##### EXTRACT TO READ

We now prove (a). If \(P,Q \subseteq \mathcal {O}\) are distinct nonzero prime two-sided ideals, and we let \(Q'=P^{-1}QP\), then \(Q' \subseteq P^{-1}\mathcal {O}P=\mathcal {O}\) is prime and \(PQ'=QP \subseteq Q\), so \(P \subseteq Q\) or \(Q' \subseteq Q\); but equality would hold in each case by maximality, and since \(P \ne Q\), we must have \(Q'=Q\), and multiplication is commutative.

Finally, uniqueness of the factorization in (b) follows as in the commutative case. If \(P_1 \cdots P_r = Q_1 \cdots Q_s\), then \(P_1=Q_i\) for some i; multiplying by \(P_1^{-1}\) and repeating the argument, we find that \(\{P_1, \dots , P_r\}=\{Q_1,\dots ,Q_s\}\), and the result follows.\(\square \)

Corollary 18.3.5

With hypotheses as in Theorem 18.3.4, the group \({{\,\mathrm{Idl}\,}}(\mathcal {O})\) is isomorphic to the free abelian group on the set of nonzero prime ideals.

With these arguments in hand, we have the following foundational result for quaternion orders.

Theorem 18.3.6

Suppose that R is a Dedekind domain. Let B be a quaternion algebra over F and let \(\mathcal {O}\subseteq B\) be a maximal R-order. Then the map

$$\begin{aligned} \begin{aligned} \left\{ \text {Prime two-sided }\mathcal {O}\text {-ideals} \right\}&\leftrightarrow \left\{ \text {Prime ideals of }R\right\} \\ P&\mapsto P \cap R \end{aligned} \end{aligned}$$
(18.3.7)

is a bijection.

##########

* **PROBLEM 1**
From the entries, output unchanged the lines from the line containing "cell-institution: 浙江国际海运职业技术学院: [277, 216, 470, 236]" through the line containing "column-header-project: 培训项目: [12, 117, 73, 135]", including both.

##### RECORDS TO USE

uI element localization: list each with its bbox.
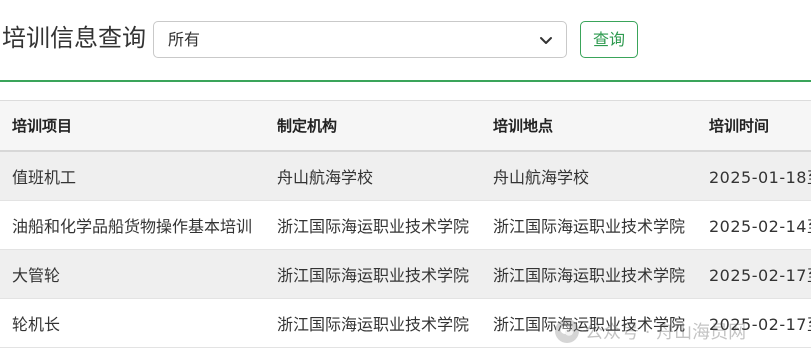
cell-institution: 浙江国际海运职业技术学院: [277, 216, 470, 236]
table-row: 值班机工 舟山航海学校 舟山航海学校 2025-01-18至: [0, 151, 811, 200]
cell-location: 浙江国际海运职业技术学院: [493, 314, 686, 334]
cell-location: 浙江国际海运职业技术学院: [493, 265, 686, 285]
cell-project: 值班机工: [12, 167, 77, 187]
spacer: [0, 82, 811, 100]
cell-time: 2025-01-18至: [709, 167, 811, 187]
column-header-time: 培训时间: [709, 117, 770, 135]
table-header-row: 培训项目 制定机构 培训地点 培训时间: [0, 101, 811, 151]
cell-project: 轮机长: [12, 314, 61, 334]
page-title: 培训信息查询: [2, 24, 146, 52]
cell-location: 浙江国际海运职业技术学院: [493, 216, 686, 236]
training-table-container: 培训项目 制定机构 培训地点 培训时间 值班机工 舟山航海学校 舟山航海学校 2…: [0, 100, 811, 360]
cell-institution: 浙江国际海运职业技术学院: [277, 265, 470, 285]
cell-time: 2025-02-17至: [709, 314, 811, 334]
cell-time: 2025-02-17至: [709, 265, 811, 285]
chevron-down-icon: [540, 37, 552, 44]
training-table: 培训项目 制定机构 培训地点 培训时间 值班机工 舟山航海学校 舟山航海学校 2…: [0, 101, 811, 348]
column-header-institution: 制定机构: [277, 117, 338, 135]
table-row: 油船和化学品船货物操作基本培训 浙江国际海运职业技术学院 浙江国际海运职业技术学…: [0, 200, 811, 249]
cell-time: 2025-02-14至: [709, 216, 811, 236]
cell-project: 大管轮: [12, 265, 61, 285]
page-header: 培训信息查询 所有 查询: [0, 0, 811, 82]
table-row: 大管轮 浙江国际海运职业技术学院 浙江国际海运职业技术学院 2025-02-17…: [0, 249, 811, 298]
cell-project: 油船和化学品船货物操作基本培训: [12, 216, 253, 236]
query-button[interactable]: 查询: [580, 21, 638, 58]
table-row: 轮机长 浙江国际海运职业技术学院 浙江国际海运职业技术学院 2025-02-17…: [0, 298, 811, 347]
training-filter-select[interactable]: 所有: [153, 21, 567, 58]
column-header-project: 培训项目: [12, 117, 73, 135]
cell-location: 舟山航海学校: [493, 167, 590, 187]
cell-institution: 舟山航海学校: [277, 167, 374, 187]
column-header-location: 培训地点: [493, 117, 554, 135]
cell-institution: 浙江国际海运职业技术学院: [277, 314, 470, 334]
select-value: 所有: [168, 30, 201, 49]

##########

* **PROBLEM 2**
Answer these about the passage on quaternion orders, one per line:
(a) According to Corollary 18.3.5, the group Idl(O) is isomorphic to what?
(b) In Theorem 18.3.6, what kind of R-order is O?
(c) Under the map in Theorem 18.3.6, what is a prime two-sided O-ideal P sent to?

* **FINISHED ANSWER 1**
cell-institution: 浙江国际海运职业技术学院: [277, 216, 470, 236]
table-row: 值班机工 舟山航海学校 舟山航海学校 2025-01-18至: [0, 151, 811, 200]
cell-location: 浙江国际海运职业技术学院: [493, 314, 686, 334]
cell-location: 浙江国际海运职业技术学院: [493, 265, 686, 285]
cell-project: 值班机工: [12, 167, 77, 187]
spacer: [0, 82, 811, 100]
cell-time: 2025-01-18至: [709, 167, 811, 187]
column-header-time: 培训时间: [709, 117, 770, 135]
table-header-row: 培训项目 制定机构 培训地点 培训时间: [0, 101, 811, 151]
cell-project: 轮机长: [12, 314, 61, 334]
page-title: 培训信息查询: [2, 24, 146, 52]
cell-location: 浙江国际海运职业技术学院: [493, 216, 686, 236]
training-table-container: 培训项目 制定机构 培训地点 培训时间 值班机工 舟山航海学校 舟山航海学校 2…: [0, 100, 811, 360]
cell-institution: 浙江国际海运职业技术学院: [277, 265, 470, 285]
cell-time: 2025-02-17至: [709, 314, 811, 334]
cell-time: 2025-02-17至: [709, 265, 811, 285]
chevron-down-icon: [540, 37, 552, 44]
training-table: 培训项目 制定机构 培训地点 培训时间 值班机工 舟山航海学校 舟山航海学校 2…: [0, 101, 811, 348]
column-header-institution: 制定机构: [277, 117, 338, 135]
table-row: 油船和化学品船货物操作基本培训 浙江国际海运职业技术学院 浙江国际海运职业技术学…: [0, 200, 811, 249]
cell-time: 2025-02-14至: [709, 216, 811, 236]
cell-project: 大管轮: [12, 265, 61, 285]
page-header: 培训信息查询 所有 查询: [0, 0, 811, 82]
table-row: 大管轮 浙江国际海运职业技术学院 浙江国际海运职业技术学院 2025-02-17…: [0, 249, 811, 298]
cell-project: 油船和化学品船货物操作基本培训: [12, 216, 253, 236]
query-button[interactable]: 查询: [580, 21, 638, 58]
table-row: 轮机长 浙江国际海运职业技术学院 浙江国际海运职业技术学院 2025-02-17…: [0, 298, 811, 347]
training-filter-select[interactable]: 所有: [153, 21, 567, 58]
column-header-project: 培训项目: [12, 117, 73, 135]

* **FINISHED ANSWER 2**
(a) The free abelian group on the set of nonzero prime ideals.
(b) A maximal R-order.
(c) P ∩ R.